**Objective**
Scan the lines below; pull out those with "ἐκχριστιανισμὸν".

**Records**
-.-.-

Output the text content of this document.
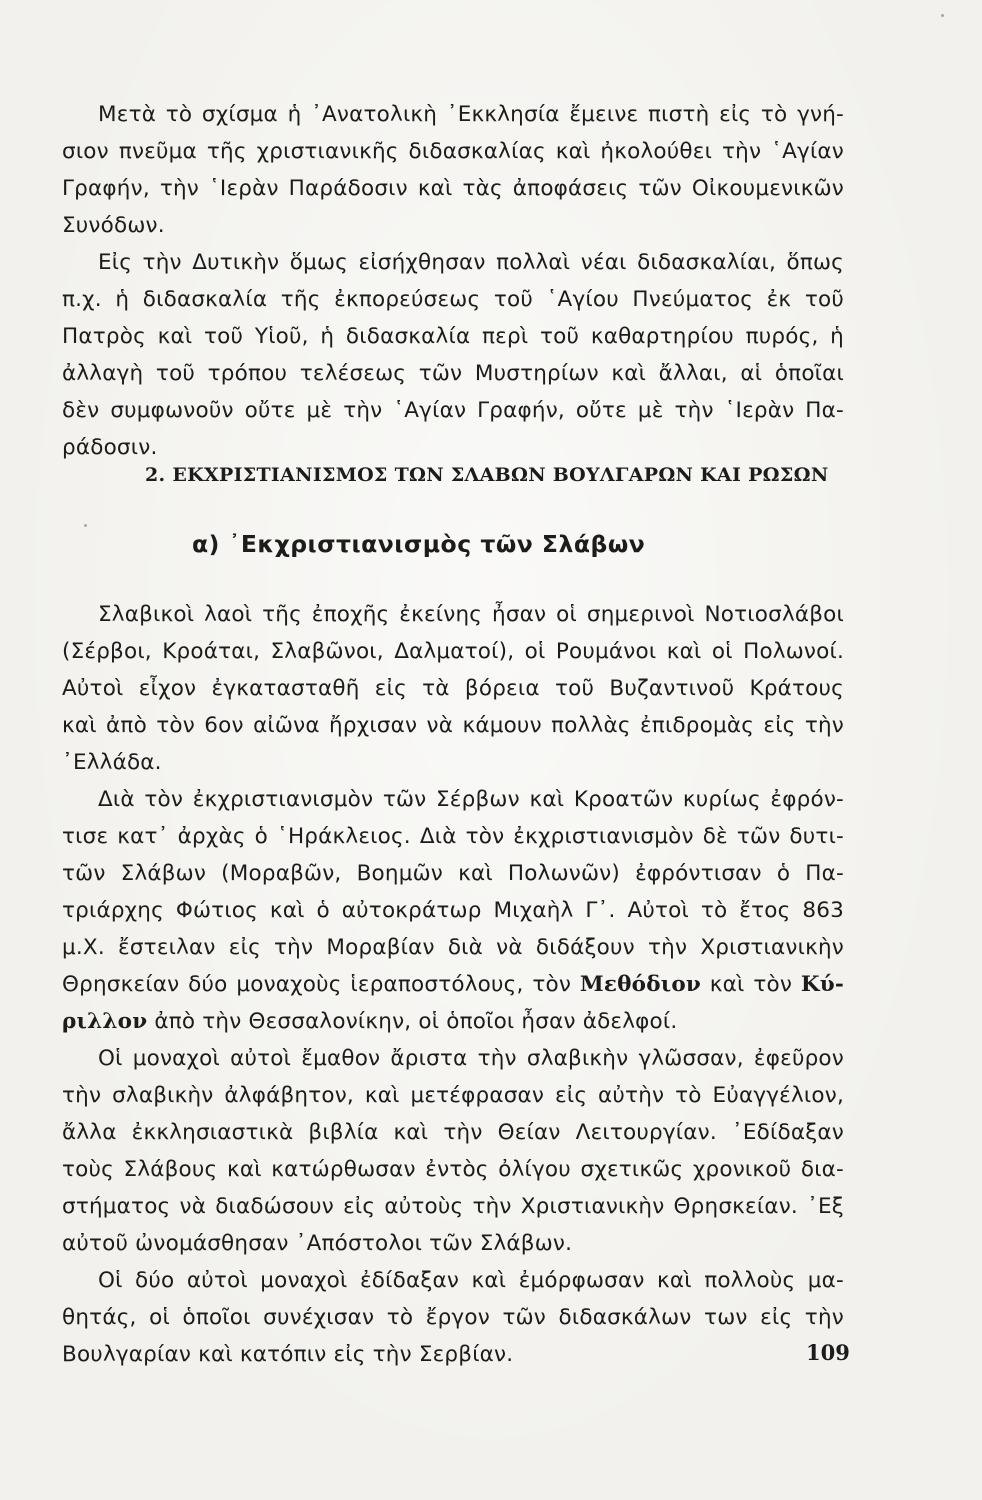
Μετὰ τὸ σχίσμα ἡ ᾿Ανατολικὴ ᾿Εκκλησία ἔμεινε πιστὴ εἰς τὸ γνή-
σιον πνεῦμα τῆς χριστιανικῆς διδασκαλίας καὶ ἠκολούθει τὴν ῾Αγίαν
Γραφήν, τὴν ῾Ιερὰν Παράδοσιν καὶ τὰς ἀποφάσεις τῶν Οἰκουμενικῶν
Συνόδων.
Εἰς τὴν Δυτικὴν ὅμως εἰσήχθησαν πολλαὶ νέαι διδασκαλίαι, ὅπως
π.χ. ἡ διδασκαλία τῆς ἐκπορεύσεως τοῦ ῾Αγίου Πνεύματος ἐκ τοῦ
Πατρὸς καὶ τοῦ Υἱοῦ, ἡ διδασκαλία περὶ τοῦ καθαρτηρίου πυρός, ἡ
ἀλλαγὴ τοῦ τρόπου τελέσεως τῶν Μυστηρίων καὶ ἄλλαι, αἱ ὁποῖαι
δὲν συμφωνοῦν οὔτε μὲ τὴν ῾Αγίαν Γραφήν, οὔτε μὲ τὴν ῾Ιερὰν Πα-
ράδοσιν.
2. ΕΚΧΡΙΣΤΙΑΝΙΣΜΟΣ ΤΩΝ ΣΛΑΒΩΝ ΒΟΥΛΓΑΡΩΝ ΚΑΙ ΡΩΣΩΝ
α) ᾿Εκχριστιανισμὸς τῶν Σλάβων
Σλαβικοὶ λαοὶ τῆς ἐποχῆς ἐκείνης ἦσαν οἱ σημερινοὶ Νοτιοσλάβοι
(Σέρβοι, Κροάται, Σλαβῶνοι, Δαλματοί), οἱ Ρουμάνοι καὶ οἱ Πολωνοί.
Αὐτοὶ εἶχον ἐγκατασταθῆ εἰς τὰ βόρεια τοῦ Βυζαντινοῦ Κράτους
καὶ ἀπὸ τὸν 6ον αἰῶνα ἤρχισαν νὰ κάμουν πολλὰς ἐπιδρομὰς εἰς τὴν
᾿Ελλάδα.
Διὰ τὸν ἐκχριστιανισμὸν τῶν Σέρβων καὶ Κροατῶν κυρίως ἐφρόν-
τισε κατ᾿ ἀρχὰς ὁ ῾Ηράκλειος. Διὰ τὸν ἐκχριστιανισμὸν δὲ τῶν δυτι-
τῶν Σλάβων (Μοραβῶν, Βοημῶν καὶ Πολωνῶν) ἐφρόντισαν ὁ Πα-
τριάρχης Φώτιος καὶ ὁ αὐτοκράτωρ Μιχαὴλ Γ᾿. Αὐτοὶ τὸ ἔτος 863
μ.Χ. ἔστειλαν εἰς τὴν Μοραβίαν διὰ νὰ διδάξουν τὴν Χριστιανικὴν
Θρησκείαν δύο μοναχοὺς ἱεραποστόλους, τὸν Μεθόδιον καὶ τὸν Κύ-
ριλλον ἀπὸ τὴν Θεσσαλονίκην, οἱ ὁποῖοι ἦσαν ἀδελφοί.
Οἱ μοναχοὶ αὐτοὶ ἔμαθον ἄριστα τὴν σλαβικὴν γλῶσσαν, ἐφεῦρον
τὴν σλαβικὴν ἀλφάβητον, καὶ μετέφρασαν εἰς αὐτὴν τὸ Εὐαγγέλιον,
ἄλλα ἐκκλησιαστικὰ βιβλία καὶ τὴν Θείαν Λειτουργίαν. ᾿Εδίδαξαν
τοὺς Σλάβους καὶ κατώρθωσαν ἐντὸς ὀλίγου σχετικῶς χρονικοῦ δια-
στήματος νὰ διαδώσουν εἰς αὐτοὺς τὴν Χριστιανικὴν Θρησκείαν. ᾿Εξ
αὐτοῦ ὠνομάσθησαν ᾿Απόστολοι τῶν Σλάβων.
Οἱ δύο αὐτοὶ μοναχοὶ ἐδίδαξαν καὶ ἐμόρφωσαν καὶ πολλοὺς μα-
θητάς, οἱ ὁποῖοι συνέχισαν τὸ ἔργον τῶν διδασκάλων των εἰς τὴν
Βουλγαρίαν καὶ κατόπιν εἰς τὴν Σερβίαν.	109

-.-.-

**Expected answer**
Διὰ τὸν ἐκχριστιανισμὸν τῶν Σέρβων καὶ Κροατῶν κυρίως ἐφρόν-
τισε κατ᾿ ἀρχὰς ὁ ῾Ηράκλειος. Διὰ τὸν ἐκχριστιανισμὸν δὲ τῶν δυτι-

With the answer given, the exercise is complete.